▶ _Textauszug_
»»

Kraft, die

[1738] Die Kraft, plur. die Kräfte. 1. In engerer und eigentlicherer Bedeutung, der Grund der Bewegung, was eine Bewegung hervor bringen oder hindern kann, und selbige wirklich hervor zu bringen oder zu hindern bemühet ist.

1) Im eigentlichsten Verstande, von lebendigen Geschöpfen. Viele Kraft in seinen Armen haben. Er hat keine Kraft mehr zu sprechen. Dazu reichet meine Kraft nicht hin. Da die bewegende Kraft in jedem Körper nur Eine ist, so hat es in dieser Bedeutung eigentlich auch keinen Plural. Allein, da es verschiedene Arten der Bewegungen gibt, so legt man ihnen im gemeinen Leben auch häufig einen eben so sehr verschiedenen Grund bey, und daher kommt es, daß es in dieser und der folgenden Bedeutung häufig im Plural gebraucht wird, den Grund der natürlichen Bewegungen in den thierischen und besonders menschlichen Körpern zu bezeichnen. Aus allen Kräften arbeiten,[1738] laufen, schreyen u.s.f. Alle seine Kräfte anstrengen, anwenden. Speisen, welche Kräfte geben. Seine Kräfte nehmen ab. Er ist noch bey ziemlichen Kräften. Die Kräfte verlieren, an Kräften abnehmen. An Kräften zunehmen. Wieder zu Kräften kommen, auch figürlich, wieder zeitliches Vermögen erlangen. Über seine Kräfte arbeiten. Seine Kräfte versuchen. Das ist über meine Kräfte, auch in weiterer Bedeutung, über mein Vermögen, über die Kräfte meines Geistes. Seine Kräfte noch beysammen haben.

««

▶ _Aufgelistete Zeilen_
»»

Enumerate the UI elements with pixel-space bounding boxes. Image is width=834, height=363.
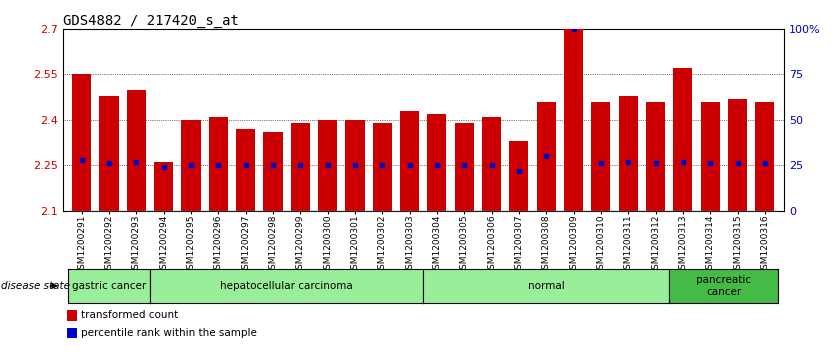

««
»»

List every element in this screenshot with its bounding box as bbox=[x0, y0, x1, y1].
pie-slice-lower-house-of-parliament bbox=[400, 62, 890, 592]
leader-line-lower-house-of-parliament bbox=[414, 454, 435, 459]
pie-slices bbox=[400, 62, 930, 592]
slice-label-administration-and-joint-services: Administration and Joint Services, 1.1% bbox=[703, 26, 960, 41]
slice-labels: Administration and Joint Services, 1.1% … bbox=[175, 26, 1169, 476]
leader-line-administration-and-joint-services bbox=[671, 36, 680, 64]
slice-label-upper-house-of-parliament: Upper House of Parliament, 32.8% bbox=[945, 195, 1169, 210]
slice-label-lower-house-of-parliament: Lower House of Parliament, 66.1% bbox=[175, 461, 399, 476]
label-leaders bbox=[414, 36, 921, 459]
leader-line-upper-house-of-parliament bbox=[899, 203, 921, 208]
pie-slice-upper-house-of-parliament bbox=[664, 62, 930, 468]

««
»»

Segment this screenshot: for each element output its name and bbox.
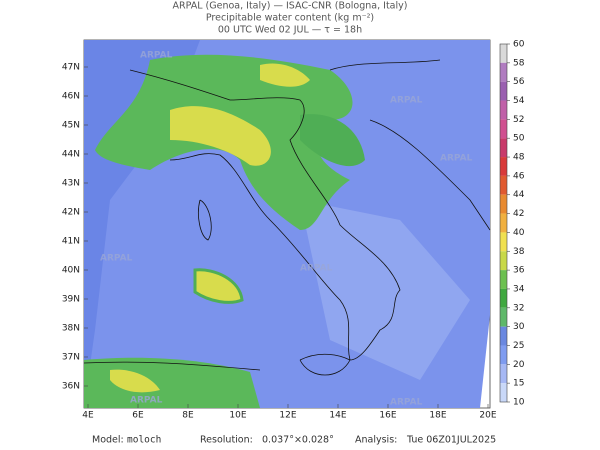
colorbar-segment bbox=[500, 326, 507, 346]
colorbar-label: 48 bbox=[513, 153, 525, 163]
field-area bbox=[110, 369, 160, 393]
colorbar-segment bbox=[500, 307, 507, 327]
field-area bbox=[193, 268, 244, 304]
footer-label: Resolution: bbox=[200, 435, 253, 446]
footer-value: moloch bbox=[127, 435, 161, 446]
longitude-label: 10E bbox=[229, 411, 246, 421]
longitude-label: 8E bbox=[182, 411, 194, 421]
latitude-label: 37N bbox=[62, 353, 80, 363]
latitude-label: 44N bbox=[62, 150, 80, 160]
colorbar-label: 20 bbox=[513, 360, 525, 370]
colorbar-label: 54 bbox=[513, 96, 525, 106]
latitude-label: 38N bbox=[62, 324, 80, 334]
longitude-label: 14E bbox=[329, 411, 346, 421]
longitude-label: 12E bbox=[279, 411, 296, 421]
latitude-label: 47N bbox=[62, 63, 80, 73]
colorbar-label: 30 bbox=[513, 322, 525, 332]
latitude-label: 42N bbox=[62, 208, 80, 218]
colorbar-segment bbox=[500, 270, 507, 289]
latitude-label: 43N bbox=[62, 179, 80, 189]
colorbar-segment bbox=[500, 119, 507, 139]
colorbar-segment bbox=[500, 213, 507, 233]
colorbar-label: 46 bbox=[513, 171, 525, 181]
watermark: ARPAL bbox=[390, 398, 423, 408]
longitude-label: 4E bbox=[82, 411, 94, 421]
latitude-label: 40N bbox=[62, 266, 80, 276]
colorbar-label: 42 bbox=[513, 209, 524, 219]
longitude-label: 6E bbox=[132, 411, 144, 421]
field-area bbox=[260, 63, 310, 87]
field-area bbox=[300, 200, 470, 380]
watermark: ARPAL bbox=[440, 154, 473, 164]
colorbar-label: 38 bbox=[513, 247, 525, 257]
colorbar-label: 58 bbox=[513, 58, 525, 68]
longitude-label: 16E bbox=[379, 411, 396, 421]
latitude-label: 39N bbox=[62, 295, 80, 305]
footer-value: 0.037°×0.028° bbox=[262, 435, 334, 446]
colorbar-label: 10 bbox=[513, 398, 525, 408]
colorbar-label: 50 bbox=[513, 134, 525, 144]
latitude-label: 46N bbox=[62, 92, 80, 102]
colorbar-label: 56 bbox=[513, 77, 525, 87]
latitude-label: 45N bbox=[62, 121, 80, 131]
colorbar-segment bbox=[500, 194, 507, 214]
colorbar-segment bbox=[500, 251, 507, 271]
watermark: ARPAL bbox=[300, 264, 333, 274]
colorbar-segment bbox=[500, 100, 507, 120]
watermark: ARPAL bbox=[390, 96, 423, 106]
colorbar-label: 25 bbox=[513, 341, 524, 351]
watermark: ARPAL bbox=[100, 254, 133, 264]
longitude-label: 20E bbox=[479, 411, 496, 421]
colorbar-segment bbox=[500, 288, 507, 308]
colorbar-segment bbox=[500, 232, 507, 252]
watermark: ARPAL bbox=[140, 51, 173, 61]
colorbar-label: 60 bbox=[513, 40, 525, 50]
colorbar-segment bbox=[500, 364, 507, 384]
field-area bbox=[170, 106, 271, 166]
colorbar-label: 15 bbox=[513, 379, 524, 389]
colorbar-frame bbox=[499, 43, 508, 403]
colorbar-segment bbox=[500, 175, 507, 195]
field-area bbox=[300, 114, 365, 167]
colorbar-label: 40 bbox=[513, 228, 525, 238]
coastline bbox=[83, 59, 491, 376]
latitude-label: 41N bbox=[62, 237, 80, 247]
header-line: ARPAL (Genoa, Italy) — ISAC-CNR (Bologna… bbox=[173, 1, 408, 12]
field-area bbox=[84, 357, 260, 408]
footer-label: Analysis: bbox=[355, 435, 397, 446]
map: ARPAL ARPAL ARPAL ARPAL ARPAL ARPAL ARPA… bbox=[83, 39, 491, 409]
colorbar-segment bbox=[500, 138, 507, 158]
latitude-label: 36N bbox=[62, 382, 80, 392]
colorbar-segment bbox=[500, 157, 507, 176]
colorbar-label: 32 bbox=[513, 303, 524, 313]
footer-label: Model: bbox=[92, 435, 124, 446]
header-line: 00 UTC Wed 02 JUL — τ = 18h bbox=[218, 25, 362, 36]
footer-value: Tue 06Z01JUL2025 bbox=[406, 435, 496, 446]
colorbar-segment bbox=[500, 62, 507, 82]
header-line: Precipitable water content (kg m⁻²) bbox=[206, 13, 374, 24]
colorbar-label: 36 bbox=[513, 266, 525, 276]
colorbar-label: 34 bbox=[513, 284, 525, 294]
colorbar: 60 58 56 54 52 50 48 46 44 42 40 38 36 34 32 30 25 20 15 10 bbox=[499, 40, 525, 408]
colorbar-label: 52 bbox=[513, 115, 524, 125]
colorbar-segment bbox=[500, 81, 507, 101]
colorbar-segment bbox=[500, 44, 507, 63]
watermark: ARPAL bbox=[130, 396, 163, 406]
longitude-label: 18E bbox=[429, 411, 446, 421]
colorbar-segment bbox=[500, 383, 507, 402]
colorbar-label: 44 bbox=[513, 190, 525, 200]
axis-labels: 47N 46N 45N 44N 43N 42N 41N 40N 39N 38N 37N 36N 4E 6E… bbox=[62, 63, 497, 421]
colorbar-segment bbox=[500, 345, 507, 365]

««

▶ _Was erwartet wird_
Gib aus dem Wörterbucheintrag zu „Kraft“ die Stelle von „[1738] Die Kraft, plur.“ bis „hindern bemühet ist.“ wortgetreu wieder. Die Zeilen spielen hierfür keine Rolle.

▶ _Lösung der Aufgabe_
[1738] Die Kraft, plur. die Kräfte. 1. In engerer und eigentlicherer Bedeutung, der Grund der Bewegung, was eine Bewegung hervor bringen oder hindern kann, und selbige wirklich hervor zu bringen oder zu hindern bemühet ist.